--- WHAT THIS TASK INVOLVES ---
Where a line holds the string "Remove", return that line.

┄┄┄┄┄┄┄┄┄┄

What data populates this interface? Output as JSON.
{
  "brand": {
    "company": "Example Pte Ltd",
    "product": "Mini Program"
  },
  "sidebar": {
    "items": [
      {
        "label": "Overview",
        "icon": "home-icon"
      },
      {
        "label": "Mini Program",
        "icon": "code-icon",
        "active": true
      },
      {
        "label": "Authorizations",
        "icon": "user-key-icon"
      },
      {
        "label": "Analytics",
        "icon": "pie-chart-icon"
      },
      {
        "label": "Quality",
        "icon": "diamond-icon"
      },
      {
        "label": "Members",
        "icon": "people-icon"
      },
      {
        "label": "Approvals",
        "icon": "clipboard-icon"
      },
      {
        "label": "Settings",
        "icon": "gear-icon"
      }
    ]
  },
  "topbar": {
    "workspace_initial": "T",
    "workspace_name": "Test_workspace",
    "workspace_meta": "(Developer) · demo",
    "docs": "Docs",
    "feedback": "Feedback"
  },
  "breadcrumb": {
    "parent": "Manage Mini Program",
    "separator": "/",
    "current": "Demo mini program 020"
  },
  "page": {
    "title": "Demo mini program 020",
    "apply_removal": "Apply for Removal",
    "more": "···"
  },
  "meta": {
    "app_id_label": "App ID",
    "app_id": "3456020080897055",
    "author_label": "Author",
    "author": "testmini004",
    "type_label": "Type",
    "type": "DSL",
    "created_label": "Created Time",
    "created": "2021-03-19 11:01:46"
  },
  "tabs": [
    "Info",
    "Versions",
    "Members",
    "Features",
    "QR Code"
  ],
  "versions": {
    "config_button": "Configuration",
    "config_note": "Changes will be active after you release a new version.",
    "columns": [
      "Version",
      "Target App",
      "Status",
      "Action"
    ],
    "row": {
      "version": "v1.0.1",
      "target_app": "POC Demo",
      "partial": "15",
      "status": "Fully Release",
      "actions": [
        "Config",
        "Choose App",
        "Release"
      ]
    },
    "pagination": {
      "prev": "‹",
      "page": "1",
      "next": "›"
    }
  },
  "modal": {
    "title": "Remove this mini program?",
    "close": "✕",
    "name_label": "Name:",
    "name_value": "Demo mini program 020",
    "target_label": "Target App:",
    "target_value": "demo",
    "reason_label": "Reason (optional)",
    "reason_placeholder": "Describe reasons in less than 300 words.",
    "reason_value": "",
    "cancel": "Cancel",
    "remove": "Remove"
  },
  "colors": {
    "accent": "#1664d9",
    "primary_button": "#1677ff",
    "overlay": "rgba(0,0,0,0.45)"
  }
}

┄┄┄┄┄┄┄┄┄┄

--- WRITTEN ANSWER ---
    "title": "Remove this mini program?",
    "remove": "Remove"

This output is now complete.